> [Work required] Print every entry, word for word, and skip the images.

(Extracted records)

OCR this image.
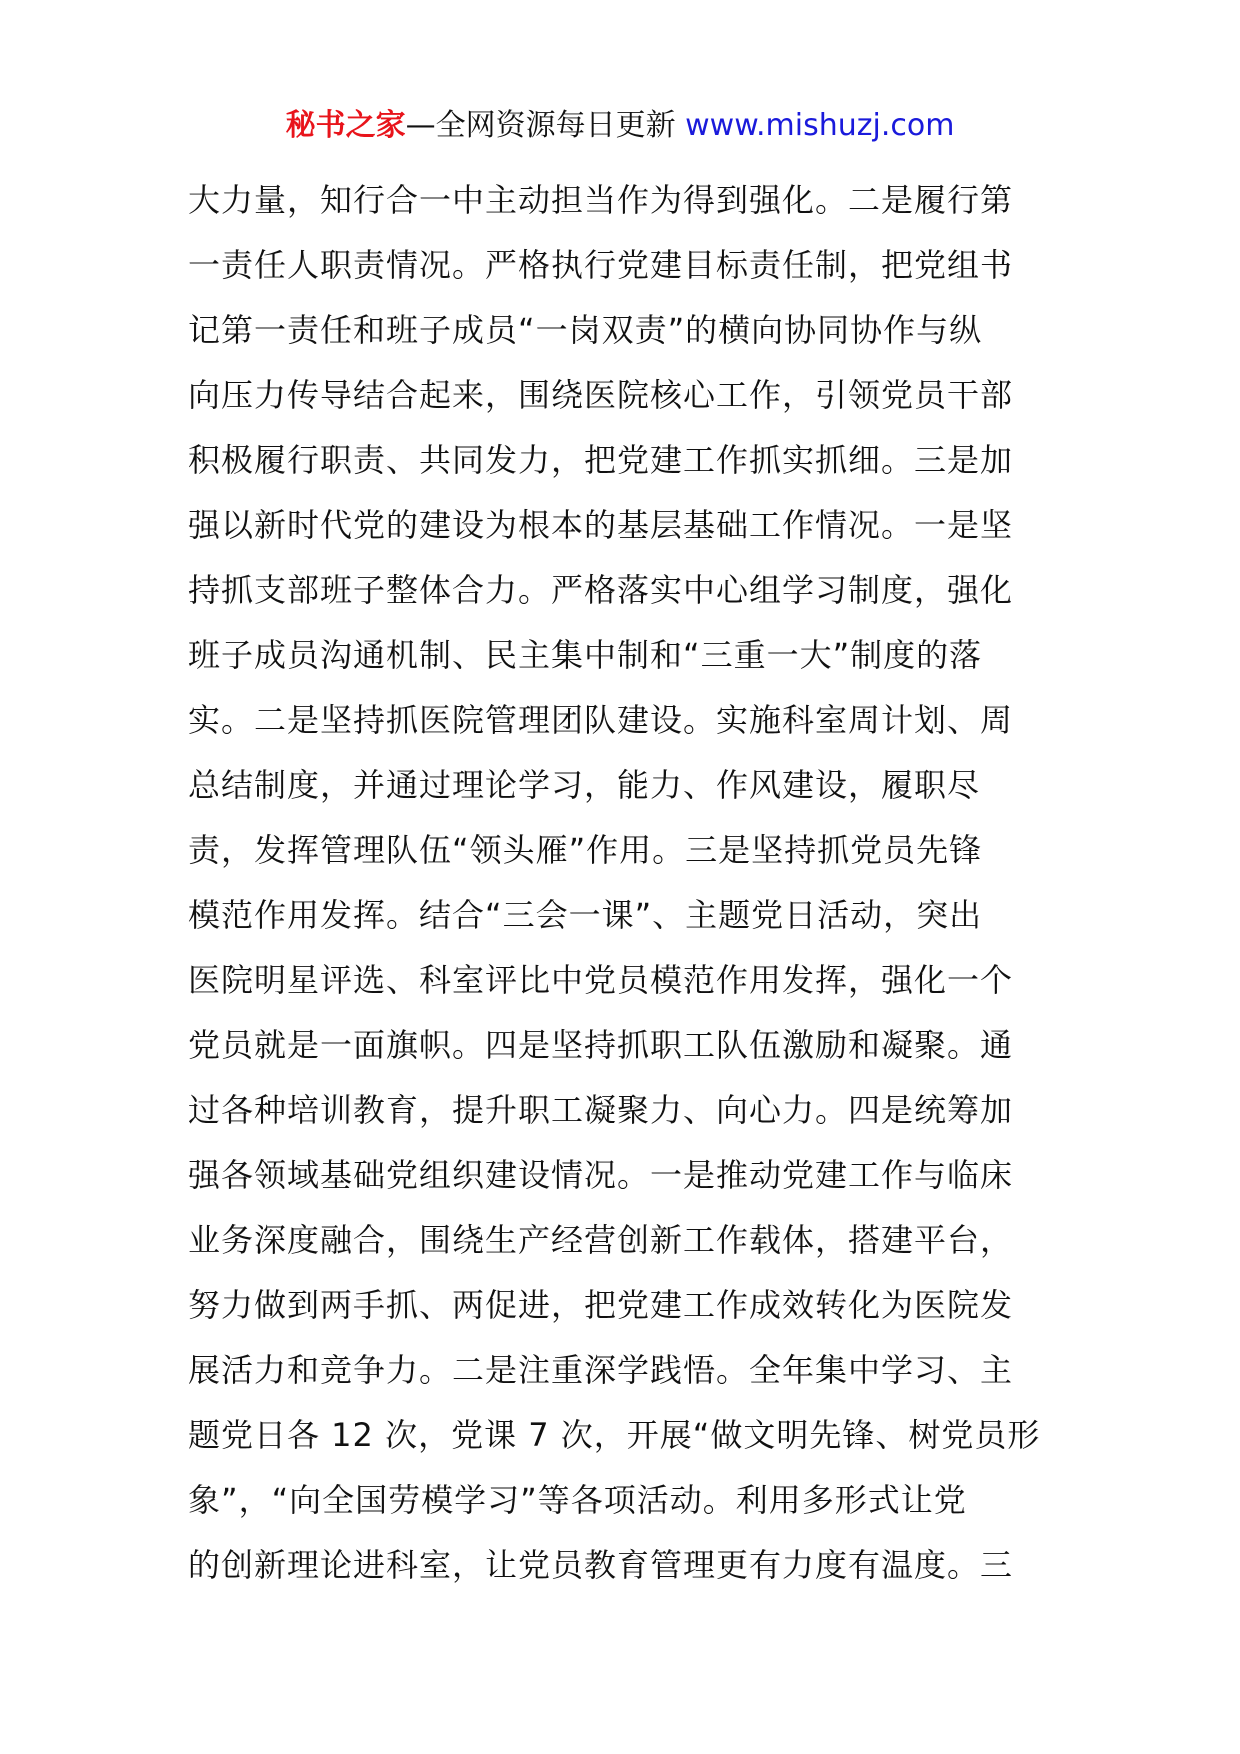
秘书之家—全网资源每日更新 www.mishuzj.com
大力量，知行合一中主动担当作为得到强化。二是履行第
一责任人职责情况。严格执行党建目标责任制，把党组书
记第一责任和班子成员“一岗双责”的横向协同协作与纵
向压力传导结合起来，围绕医院核心工作，引领党员干部
积极履行职责、共同发力，把党建工作抓实抓细。三是加
强以新时代党的建设为根本的基层基础工作情况。一是坚
持抓支部班子整体合力。严格落实中心组学习制度，强化
班子成员沟通机制、民主集中制和“三重一大”制度的落
实。二是坚持抓医院管理团队建设。实施科室周计划、周
总结制度，并通过理论学习，能力、作风建设，履职尽
责，发挥管理队伍“领头雁”作用。三是坚持抓党员先锋
模范作用发挥。结合“三会一课”、主题党日活动，突出
医院明星评选、科室评比中党员模范作用发挥，强化一个
党员就是一面旗帜。四是坚持抓职工队伍激励和凝聚。通
过各种培训教育，提升职工凝聚力、向心力。四是统筹加
强各领域基础党组织建设情况。一是推动党建工作与临床
业务深度融合，围绕生产经营创新工作载体，搭建平台，
努力做到两手抓、两促进，把党建工作成效转化为医院发
展活力和竞争力。二是注重深学践悟。全年集中学习、主
题党日各 12 次，党课 7 次，开展“做文明先锋、树党员形
象”，“向全国劳模学习”等各项活动。利用多形式让党
的创新理论进科室，让党员教育管理更有力度有温度。三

> [Result of this exercise]
OCR this image.
秘书之家—全网资源每日更新 www.mishuzj.com
大力量，知行合一中主动担当作为得到强化。二是履行第
一责任人职责情况。严格执行党建目标责任制，把党组书
记第一责任和班子成员“一岗双责”的横向协同协作与纵
向压力传导结合起来，围绕医院核心工作，引领党员干部
积极履行职责、共同发力，把党建工作抓实抓细。三是加
强以新时代党的建设为根本的基层基础工作情况。一是坚
持抓支部班子整体合力。严格落实中心组学习制度，强化
班子成员沟通机制、民主集中制和“三重一大”制度的落
实。二是坚持抓医院管理团队建设。实施科室周计划、周
总结制度，并通过理论学习，能力、作风建设，履职尽
责，发挥管理队伍“领头雁”作用。三是坚持抓党员先锋
模范作用发挥。结合“三会一课”、主题党日活动，突出
医院明星评选、科室评比中党员模范作用发挥，强化一个
党员就是一面旗帜。四是坚持抓职工队伍激励和凝聚。通
过各种培训教育，提升职工凝聚力、向心力。四是统筹加
强各领域基础党组织建设情况。一是推动党建工作与临床
业务深度融合，围绕生产经营创新工作载体，搭建平台，
努力做到两手抓、两促进，把党建工作成效转化为医院发
展活力和竞争力。二是注重深学践悟。全年集中学习、主
题党日各 12 次，党课 7 次，开展“做文明先锋、树党员形
象”，“向全国劳模学习”等各项活动。利用多形式让党
的创新理论进科室，让党员教育管理更有力度有温度。三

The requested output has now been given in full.